(PROBLEM TO SOLVE):
In the data below, find every line with the string "设置驻藏大臣" and pull it out.

·····

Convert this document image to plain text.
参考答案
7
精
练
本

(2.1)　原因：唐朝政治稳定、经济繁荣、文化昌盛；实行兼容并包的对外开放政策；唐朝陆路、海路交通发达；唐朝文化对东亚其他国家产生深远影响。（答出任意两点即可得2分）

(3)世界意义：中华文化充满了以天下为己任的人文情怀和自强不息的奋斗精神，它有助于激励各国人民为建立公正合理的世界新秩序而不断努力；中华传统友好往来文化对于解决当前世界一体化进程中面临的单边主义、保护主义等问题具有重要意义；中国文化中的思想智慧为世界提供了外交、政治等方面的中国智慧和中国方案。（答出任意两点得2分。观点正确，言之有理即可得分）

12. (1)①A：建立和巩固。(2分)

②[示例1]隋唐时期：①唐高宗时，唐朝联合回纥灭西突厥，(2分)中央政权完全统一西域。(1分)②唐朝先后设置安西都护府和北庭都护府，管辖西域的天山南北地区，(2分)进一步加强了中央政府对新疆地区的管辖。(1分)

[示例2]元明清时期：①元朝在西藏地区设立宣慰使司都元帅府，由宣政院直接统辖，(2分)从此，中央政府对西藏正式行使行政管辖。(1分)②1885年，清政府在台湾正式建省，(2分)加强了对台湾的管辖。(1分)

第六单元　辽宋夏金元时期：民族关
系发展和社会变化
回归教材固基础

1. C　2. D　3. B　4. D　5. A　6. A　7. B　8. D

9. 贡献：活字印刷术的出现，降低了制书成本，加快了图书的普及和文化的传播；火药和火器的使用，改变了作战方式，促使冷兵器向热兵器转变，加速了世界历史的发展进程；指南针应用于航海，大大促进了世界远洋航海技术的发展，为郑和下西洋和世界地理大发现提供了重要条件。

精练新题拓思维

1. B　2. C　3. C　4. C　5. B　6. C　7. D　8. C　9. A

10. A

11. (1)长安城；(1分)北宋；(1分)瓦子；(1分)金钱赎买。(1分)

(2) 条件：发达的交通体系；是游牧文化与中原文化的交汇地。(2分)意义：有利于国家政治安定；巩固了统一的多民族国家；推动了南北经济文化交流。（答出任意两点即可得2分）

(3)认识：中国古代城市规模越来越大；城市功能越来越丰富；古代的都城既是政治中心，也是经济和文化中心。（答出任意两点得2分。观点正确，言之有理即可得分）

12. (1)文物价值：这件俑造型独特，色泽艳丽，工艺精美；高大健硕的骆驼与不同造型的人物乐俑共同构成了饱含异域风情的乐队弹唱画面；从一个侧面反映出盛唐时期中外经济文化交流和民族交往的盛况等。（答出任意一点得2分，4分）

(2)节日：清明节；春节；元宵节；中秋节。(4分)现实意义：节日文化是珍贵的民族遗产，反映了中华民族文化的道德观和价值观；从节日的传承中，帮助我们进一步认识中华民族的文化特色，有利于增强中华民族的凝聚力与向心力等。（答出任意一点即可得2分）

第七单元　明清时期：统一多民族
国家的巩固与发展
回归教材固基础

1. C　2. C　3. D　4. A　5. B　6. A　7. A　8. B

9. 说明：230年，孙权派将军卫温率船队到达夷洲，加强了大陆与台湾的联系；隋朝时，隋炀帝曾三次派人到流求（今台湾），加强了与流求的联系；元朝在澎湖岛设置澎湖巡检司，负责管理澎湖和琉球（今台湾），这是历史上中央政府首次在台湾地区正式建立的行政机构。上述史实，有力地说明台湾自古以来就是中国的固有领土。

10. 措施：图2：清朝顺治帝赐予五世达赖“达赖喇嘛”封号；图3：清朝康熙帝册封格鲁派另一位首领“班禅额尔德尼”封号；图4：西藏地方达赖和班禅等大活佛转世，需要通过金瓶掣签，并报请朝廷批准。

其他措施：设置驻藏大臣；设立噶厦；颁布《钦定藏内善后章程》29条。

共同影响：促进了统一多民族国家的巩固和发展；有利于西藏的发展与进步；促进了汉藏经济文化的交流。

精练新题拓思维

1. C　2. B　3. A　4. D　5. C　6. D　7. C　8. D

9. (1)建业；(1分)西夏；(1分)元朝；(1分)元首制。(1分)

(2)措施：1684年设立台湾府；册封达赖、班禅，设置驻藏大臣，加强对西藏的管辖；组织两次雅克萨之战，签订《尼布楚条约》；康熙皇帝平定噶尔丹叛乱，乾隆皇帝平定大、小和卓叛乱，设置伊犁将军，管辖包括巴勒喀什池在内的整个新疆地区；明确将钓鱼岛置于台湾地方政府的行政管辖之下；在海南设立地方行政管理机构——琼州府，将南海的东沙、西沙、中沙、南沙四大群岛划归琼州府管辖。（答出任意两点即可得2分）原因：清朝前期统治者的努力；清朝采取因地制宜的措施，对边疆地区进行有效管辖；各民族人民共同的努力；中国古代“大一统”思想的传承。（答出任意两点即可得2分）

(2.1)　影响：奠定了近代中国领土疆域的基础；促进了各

·····

(FULL RESPONSE):
其他措施：设置驻藏大臣；设立噶厦；颁布《钦定藏内善后章程》29条。
(2)措施：1684年设立台湾府；册封达赖、班禅，设置驻藏大臣，加强对西藏的管辖；组织两次雅克萨之战，签订《尼布楚条约》；康熙皇帝平定噶尔丹叛乱，乾隆皇帝平定大、小和卓叛乱，设置伊犁将军，管辖包括巴勒喀什池在内的整个新疆地区；明确将钓鱼岛置于台湾地方政府的行政管辖之下；在海南设立地方行政管理机构——琼州府，将南海的东沙、西沙、中沙、南沙四大群岛划归琼州府管辖。（答出任意两点即可得2分）原因：清朝前期统治者的努力；清朝采取因地制宜的措施，对边疆地区进行有效管辖；各民族人民共同的努力；中国古代“大一统”思想的传承。（答出任意两点即可得2分）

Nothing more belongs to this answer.